# Set task
Filter this material down to the lines that hold "JSON", copying each one.

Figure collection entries
● ● ● ●

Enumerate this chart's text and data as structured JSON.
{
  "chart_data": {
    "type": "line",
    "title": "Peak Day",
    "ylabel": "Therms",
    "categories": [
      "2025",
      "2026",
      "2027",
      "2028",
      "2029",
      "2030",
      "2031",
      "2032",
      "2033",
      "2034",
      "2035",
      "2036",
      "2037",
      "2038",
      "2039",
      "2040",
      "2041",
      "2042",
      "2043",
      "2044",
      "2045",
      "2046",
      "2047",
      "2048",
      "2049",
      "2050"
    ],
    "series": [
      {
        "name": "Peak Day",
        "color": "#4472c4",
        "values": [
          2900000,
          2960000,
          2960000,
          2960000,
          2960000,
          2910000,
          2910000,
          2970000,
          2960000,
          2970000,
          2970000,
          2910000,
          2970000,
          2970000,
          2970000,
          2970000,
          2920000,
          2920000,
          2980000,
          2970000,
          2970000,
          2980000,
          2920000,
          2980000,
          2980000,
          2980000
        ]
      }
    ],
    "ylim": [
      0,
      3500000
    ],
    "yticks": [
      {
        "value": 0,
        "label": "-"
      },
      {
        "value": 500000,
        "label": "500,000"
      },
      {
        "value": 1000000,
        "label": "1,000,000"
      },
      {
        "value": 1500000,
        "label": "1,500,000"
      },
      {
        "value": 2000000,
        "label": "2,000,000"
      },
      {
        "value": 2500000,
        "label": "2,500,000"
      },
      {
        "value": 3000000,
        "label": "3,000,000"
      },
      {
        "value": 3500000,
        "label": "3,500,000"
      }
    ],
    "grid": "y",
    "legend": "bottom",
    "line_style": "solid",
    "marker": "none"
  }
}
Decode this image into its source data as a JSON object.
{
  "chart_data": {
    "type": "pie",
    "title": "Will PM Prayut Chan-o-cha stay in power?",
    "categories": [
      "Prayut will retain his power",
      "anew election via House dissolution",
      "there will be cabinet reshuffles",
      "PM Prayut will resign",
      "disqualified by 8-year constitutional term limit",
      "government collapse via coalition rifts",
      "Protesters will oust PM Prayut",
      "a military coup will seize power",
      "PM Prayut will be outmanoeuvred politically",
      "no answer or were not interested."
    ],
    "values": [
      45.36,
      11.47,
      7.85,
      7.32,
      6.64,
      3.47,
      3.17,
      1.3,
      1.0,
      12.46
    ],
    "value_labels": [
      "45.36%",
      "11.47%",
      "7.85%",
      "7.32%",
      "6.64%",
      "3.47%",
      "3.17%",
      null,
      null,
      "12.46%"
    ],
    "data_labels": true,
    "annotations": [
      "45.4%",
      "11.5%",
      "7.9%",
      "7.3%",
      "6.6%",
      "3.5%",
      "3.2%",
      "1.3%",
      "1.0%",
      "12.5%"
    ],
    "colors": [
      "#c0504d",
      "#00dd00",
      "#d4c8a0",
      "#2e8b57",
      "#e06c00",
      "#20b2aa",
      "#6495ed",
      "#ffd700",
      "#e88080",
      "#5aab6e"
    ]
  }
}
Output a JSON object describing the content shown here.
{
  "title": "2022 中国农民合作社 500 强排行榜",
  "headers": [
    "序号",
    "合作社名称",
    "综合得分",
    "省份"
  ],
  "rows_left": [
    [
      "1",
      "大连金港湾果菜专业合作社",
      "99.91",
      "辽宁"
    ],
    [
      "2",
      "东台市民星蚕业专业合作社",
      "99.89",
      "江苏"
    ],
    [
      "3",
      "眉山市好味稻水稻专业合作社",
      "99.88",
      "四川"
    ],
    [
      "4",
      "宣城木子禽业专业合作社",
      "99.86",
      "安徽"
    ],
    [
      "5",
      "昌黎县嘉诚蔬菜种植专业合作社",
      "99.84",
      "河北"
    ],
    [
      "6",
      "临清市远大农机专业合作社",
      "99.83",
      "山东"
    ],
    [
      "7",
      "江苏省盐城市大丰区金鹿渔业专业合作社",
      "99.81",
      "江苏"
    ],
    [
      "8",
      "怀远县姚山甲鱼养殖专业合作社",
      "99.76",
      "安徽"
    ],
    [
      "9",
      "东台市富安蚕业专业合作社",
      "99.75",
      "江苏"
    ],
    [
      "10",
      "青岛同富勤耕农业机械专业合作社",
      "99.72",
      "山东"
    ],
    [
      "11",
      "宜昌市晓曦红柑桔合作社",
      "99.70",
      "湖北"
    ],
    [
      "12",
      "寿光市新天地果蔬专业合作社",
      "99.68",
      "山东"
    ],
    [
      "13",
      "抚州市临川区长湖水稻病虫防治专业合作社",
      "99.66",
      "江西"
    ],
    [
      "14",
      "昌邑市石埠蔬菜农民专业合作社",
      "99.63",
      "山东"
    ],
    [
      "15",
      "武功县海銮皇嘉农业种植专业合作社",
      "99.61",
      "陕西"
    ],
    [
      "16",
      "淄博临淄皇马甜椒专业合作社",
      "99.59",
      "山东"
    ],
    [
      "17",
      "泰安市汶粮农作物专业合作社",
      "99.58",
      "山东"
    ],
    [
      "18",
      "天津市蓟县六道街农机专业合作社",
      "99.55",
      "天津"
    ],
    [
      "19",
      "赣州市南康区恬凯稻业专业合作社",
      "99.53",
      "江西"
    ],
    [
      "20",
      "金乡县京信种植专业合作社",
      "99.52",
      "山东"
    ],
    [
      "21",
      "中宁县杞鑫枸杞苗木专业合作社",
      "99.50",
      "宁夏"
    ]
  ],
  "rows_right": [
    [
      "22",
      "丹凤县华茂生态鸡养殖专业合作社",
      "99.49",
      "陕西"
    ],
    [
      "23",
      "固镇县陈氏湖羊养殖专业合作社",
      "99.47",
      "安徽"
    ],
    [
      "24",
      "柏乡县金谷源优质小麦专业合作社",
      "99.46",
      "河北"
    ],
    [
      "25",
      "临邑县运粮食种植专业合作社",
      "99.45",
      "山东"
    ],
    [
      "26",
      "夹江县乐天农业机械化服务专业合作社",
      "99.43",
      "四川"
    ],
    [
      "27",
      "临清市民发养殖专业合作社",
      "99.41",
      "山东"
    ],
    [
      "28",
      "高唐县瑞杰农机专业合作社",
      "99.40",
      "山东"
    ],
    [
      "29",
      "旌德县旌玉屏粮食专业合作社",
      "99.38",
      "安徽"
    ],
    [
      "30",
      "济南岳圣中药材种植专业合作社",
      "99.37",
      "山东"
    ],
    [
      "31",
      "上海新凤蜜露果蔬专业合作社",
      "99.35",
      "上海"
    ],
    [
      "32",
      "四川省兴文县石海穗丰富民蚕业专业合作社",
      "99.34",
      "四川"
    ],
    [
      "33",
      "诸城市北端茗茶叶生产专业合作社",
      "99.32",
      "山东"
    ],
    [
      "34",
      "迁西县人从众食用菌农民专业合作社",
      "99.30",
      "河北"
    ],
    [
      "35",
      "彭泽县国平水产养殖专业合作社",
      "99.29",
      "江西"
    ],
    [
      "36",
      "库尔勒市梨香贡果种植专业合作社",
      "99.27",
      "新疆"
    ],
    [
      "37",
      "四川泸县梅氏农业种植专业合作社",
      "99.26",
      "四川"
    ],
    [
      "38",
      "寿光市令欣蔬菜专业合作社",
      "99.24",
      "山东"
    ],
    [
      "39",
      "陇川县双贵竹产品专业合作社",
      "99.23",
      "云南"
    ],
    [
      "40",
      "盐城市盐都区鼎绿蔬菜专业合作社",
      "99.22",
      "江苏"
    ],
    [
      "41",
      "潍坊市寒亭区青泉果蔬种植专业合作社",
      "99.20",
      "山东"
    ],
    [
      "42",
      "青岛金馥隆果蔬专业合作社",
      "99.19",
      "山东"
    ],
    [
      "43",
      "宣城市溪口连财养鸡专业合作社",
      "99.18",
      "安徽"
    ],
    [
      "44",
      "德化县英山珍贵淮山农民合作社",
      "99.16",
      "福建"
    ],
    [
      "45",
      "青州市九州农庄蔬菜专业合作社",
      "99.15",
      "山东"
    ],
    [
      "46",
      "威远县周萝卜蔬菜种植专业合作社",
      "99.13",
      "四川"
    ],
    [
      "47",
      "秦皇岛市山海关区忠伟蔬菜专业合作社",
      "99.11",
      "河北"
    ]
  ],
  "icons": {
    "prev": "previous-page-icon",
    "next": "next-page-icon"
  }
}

● ● ● ●

# Exercise solution
Enumerate this chart's text and data as structured JSON.
Decode this image into its source data as a JSON object.
Output a JSON object describing the content shown here.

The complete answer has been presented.